[begin Given records]

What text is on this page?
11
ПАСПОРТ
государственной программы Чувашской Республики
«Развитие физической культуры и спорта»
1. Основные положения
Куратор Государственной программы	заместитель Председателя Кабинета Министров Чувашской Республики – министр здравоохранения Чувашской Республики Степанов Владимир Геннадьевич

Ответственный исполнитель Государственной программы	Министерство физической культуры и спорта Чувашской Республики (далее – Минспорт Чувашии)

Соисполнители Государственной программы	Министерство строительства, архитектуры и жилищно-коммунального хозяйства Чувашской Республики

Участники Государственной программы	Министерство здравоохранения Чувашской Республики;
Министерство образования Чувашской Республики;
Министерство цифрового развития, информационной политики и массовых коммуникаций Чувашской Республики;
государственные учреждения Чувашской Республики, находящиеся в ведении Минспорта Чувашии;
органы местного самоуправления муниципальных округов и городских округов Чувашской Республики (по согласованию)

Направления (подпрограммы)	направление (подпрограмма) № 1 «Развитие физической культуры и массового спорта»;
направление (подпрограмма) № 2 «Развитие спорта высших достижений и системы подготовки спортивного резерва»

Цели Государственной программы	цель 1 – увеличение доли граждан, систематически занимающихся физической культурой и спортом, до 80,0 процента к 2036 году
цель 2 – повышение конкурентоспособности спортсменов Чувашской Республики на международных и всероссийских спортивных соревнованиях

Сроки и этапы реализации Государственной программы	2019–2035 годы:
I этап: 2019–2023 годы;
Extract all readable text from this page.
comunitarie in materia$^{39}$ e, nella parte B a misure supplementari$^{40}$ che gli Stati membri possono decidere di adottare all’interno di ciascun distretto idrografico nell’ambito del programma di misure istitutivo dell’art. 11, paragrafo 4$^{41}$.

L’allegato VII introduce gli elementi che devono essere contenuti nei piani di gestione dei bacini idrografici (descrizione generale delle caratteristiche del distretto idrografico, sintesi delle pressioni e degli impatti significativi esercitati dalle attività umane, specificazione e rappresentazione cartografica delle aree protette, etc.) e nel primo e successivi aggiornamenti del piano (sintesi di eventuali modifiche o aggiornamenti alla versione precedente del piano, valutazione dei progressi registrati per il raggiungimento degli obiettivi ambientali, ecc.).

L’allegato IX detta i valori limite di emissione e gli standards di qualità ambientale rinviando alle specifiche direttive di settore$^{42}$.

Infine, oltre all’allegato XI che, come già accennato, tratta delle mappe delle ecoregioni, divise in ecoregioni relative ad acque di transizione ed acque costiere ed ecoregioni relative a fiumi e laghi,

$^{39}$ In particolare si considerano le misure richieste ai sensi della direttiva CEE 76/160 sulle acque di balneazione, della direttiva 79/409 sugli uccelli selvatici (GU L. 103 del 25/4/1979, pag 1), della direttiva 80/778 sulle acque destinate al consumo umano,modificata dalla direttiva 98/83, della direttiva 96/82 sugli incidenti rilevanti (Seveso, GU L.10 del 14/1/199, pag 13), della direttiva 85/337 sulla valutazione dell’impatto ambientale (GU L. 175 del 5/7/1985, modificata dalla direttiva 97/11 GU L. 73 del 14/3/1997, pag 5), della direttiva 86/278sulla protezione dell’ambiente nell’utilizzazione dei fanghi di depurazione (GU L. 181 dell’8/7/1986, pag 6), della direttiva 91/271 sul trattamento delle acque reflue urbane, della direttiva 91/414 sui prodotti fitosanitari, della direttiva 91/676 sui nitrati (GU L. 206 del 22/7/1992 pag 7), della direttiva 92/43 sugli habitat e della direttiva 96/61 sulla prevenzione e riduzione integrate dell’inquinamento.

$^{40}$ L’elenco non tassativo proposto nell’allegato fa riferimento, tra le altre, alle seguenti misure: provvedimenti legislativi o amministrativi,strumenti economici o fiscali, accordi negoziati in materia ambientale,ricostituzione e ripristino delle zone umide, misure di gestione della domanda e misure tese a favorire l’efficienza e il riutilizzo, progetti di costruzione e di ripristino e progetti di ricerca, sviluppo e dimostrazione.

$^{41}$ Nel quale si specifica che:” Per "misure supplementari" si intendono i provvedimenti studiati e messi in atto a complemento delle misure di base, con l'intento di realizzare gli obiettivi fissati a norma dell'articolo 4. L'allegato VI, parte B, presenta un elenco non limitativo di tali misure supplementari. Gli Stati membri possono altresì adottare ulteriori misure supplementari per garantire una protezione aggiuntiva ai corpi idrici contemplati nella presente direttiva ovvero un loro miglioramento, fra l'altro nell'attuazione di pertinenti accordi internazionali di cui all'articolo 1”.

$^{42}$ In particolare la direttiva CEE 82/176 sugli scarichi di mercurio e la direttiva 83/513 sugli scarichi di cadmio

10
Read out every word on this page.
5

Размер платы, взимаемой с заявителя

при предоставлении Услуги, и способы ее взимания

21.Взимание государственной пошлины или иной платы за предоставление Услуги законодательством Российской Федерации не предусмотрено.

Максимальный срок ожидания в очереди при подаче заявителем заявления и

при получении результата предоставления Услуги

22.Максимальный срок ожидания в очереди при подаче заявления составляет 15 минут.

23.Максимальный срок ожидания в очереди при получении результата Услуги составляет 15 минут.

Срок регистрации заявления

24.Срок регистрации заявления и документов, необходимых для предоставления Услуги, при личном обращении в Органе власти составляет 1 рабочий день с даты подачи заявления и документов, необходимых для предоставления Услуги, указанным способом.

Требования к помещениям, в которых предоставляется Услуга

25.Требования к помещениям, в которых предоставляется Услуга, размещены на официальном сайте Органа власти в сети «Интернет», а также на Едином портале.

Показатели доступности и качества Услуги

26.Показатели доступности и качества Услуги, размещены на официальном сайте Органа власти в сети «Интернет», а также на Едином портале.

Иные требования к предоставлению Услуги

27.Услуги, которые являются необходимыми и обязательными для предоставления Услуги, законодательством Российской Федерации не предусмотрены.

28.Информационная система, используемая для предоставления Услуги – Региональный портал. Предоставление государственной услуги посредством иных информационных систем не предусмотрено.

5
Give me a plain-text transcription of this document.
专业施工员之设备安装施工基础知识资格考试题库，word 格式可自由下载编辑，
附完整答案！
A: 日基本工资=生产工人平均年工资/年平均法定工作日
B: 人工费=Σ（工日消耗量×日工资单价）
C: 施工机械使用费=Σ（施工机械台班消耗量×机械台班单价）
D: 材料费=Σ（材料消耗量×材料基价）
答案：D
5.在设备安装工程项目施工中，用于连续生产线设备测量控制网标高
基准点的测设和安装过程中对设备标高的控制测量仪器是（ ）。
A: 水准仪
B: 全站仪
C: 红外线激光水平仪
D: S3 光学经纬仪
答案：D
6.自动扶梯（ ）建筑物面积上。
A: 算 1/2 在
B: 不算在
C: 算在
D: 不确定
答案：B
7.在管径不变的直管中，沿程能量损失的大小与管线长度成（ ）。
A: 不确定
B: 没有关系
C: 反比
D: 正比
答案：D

[end Given records]

— Exercise goal —
Determine the number of lines in the records that include the string "Интернет", and respond with that number only.

— Full solution —
2